— Start Given information —

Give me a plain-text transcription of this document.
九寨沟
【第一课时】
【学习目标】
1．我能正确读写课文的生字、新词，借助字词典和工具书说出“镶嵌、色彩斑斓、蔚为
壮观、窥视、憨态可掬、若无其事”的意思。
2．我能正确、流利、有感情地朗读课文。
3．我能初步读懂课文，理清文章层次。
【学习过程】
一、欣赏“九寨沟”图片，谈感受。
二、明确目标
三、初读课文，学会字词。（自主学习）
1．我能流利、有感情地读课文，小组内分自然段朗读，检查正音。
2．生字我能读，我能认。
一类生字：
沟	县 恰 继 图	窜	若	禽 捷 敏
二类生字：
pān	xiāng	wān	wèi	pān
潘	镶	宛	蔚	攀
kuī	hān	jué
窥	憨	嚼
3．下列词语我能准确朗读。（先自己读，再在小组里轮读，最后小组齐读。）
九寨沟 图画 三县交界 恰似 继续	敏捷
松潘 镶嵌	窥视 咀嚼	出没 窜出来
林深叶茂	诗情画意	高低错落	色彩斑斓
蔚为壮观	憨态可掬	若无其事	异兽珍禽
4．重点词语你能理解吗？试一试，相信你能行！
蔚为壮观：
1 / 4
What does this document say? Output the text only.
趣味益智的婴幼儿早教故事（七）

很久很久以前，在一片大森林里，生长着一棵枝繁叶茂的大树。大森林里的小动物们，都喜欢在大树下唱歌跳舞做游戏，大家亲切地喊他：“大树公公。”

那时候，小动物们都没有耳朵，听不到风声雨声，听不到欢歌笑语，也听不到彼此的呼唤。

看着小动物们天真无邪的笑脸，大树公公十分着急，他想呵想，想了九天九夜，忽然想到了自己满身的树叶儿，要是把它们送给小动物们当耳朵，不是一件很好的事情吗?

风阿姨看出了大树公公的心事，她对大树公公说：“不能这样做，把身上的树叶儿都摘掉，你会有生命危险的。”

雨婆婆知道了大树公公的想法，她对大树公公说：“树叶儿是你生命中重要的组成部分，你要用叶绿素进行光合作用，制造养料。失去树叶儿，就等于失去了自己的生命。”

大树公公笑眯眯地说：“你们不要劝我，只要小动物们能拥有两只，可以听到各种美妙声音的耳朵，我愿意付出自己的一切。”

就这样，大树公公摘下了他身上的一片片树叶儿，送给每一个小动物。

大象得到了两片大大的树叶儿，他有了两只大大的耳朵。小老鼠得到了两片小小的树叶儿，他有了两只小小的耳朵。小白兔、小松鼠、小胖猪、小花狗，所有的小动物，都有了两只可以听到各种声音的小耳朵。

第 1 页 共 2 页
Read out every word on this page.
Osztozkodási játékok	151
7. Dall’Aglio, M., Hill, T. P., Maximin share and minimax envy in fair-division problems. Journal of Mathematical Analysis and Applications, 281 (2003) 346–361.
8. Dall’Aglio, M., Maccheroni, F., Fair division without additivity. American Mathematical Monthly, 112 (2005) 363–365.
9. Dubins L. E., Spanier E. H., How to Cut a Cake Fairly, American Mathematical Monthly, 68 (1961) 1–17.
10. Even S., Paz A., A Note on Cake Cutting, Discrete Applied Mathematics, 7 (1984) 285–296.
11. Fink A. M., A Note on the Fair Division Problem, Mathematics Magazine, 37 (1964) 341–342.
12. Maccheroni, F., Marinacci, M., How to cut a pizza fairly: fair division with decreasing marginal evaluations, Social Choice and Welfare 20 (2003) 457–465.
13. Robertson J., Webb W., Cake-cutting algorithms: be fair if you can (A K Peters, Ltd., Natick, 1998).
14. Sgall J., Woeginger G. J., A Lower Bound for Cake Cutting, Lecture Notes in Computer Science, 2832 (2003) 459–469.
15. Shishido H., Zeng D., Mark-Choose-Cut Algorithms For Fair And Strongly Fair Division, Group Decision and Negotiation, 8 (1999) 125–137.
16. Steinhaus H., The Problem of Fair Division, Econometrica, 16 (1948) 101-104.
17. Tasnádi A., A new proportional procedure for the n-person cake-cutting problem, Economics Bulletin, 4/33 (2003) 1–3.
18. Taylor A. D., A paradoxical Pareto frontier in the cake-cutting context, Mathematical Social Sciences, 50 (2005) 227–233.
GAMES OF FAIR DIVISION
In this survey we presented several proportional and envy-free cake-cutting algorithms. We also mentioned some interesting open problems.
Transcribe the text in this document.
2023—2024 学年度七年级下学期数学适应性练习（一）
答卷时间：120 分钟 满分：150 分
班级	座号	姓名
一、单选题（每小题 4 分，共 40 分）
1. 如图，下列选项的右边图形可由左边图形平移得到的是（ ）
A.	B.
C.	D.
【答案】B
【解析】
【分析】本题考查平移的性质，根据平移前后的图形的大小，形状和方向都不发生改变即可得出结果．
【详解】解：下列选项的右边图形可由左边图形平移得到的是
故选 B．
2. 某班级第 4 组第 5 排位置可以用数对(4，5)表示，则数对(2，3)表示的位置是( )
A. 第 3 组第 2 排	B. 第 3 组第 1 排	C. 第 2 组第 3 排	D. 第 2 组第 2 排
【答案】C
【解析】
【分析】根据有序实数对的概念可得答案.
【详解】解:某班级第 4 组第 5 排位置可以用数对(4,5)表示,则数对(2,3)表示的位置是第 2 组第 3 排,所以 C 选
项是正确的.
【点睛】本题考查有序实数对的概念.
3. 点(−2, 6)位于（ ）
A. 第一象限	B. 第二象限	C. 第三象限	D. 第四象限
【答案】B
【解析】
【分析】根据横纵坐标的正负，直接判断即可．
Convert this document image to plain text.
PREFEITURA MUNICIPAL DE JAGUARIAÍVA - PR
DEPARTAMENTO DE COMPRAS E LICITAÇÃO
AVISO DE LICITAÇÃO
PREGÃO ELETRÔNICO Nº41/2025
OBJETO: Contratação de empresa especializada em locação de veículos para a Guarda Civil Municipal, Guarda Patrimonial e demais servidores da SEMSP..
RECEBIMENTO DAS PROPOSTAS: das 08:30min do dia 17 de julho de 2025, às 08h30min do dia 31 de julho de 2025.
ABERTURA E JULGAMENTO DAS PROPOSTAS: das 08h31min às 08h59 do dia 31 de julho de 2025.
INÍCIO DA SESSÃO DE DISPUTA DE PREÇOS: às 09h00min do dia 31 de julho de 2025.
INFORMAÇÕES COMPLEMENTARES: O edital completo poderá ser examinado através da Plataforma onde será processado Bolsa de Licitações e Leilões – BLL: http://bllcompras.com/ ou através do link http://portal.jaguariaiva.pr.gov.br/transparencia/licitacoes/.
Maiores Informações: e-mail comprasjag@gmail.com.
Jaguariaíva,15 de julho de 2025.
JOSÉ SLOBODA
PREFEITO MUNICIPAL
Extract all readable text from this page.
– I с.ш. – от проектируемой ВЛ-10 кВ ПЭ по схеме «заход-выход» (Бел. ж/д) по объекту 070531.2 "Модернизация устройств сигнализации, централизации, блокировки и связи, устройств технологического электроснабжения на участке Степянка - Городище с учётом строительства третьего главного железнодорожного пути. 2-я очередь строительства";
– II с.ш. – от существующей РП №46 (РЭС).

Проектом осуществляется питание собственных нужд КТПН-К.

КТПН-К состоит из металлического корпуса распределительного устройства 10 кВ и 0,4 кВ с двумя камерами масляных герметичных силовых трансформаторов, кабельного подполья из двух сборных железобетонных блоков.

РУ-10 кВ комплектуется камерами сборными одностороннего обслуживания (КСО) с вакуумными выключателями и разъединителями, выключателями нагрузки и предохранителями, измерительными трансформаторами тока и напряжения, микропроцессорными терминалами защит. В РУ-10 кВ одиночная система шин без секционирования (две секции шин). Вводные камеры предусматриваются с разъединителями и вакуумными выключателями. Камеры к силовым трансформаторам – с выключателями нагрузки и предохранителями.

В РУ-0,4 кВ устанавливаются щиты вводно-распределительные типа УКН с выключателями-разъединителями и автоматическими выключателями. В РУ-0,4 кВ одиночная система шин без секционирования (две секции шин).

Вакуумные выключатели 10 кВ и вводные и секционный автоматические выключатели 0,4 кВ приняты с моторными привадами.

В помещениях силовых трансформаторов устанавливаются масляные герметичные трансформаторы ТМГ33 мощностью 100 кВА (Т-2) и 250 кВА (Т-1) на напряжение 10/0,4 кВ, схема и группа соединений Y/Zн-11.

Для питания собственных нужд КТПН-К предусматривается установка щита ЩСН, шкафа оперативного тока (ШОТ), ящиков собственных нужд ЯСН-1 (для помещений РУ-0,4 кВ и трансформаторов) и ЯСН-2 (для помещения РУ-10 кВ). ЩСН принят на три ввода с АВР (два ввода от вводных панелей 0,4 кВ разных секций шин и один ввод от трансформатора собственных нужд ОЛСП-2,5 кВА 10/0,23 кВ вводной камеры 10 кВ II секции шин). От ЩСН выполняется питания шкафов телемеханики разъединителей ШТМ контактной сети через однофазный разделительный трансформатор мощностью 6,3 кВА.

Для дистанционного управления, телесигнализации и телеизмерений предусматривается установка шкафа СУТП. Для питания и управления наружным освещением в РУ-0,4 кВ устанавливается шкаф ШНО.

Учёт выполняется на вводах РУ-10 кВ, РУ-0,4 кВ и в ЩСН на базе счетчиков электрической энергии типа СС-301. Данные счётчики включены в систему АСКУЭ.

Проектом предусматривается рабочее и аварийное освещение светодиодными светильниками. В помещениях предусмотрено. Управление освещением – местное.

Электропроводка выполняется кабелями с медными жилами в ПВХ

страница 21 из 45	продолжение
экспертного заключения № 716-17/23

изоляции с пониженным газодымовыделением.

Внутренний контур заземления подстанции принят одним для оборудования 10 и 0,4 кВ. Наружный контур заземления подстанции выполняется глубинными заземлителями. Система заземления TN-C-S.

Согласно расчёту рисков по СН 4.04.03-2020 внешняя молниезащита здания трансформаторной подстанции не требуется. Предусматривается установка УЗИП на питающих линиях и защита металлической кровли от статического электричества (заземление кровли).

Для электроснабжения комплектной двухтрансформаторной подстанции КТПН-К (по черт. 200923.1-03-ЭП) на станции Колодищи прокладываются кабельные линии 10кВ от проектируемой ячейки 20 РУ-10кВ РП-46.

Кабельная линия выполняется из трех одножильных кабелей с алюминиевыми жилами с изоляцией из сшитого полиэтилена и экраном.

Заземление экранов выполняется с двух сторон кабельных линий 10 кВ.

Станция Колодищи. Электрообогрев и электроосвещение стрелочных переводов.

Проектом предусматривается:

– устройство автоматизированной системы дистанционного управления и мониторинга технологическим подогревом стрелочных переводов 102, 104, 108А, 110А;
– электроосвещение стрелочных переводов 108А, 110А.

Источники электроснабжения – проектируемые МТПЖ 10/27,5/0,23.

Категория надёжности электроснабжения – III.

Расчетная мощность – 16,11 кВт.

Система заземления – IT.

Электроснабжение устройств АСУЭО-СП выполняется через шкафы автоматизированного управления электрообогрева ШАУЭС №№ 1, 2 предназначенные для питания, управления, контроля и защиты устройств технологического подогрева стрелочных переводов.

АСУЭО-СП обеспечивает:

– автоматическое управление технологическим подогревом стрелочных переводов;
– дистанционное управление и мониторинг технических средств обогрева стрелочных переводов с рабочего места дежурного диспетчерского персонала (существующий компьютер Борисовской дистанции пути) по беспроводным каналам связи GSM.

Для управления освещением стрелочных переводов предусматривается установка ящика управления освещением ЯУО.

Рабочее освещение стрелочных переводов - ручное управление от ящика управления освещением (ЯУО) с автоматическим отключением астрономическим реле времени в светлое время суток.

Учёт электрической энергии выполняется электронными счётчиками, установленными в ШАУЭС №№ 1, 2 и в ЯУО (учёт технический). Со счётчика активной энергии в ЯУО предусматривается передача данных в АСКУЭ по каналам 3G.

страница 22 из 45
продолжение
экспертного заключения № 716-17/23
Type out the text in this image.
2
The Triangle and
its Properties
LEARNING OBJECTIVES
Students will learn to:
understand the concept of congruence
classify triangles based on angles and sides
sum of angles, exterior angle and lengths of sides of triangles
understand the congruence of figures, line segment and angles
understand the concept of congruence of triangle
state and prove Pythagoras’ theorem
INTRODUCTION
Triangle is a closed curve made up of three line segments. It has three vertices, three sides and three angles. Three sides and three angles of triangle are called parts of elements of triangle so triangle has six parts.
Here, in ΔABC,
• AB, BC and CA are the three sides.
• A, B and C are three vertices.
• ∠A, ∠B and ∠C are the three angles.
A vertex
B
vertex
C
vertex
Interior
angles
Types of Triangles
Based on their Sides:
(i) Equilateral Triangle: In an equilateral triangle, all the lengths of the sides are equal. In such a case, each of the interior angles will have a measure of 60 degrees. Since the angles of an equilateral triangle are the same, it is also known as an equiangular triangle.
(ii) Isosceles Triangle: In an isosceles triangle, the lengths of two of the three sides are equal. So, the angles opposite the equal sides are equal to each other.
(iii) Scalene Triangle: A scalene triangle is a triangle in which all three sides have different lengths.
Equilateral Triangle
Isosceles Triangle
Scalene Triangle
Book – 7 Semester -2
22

— End Given information —

● **Your task**
Scan the material and collect every line that contains "排位置可以用数对".

● **The completed task**
2. 某班级第 4 组第 5 排位置可以用数对(4，5)表示，则数对(2，3)表示的位置是( )
【详解】解:某班级第 4 组第 5 排位置可以用数对(4,5)表示,则数对(2,3)表示的位置是第 2 组第 3 排,所以 C 选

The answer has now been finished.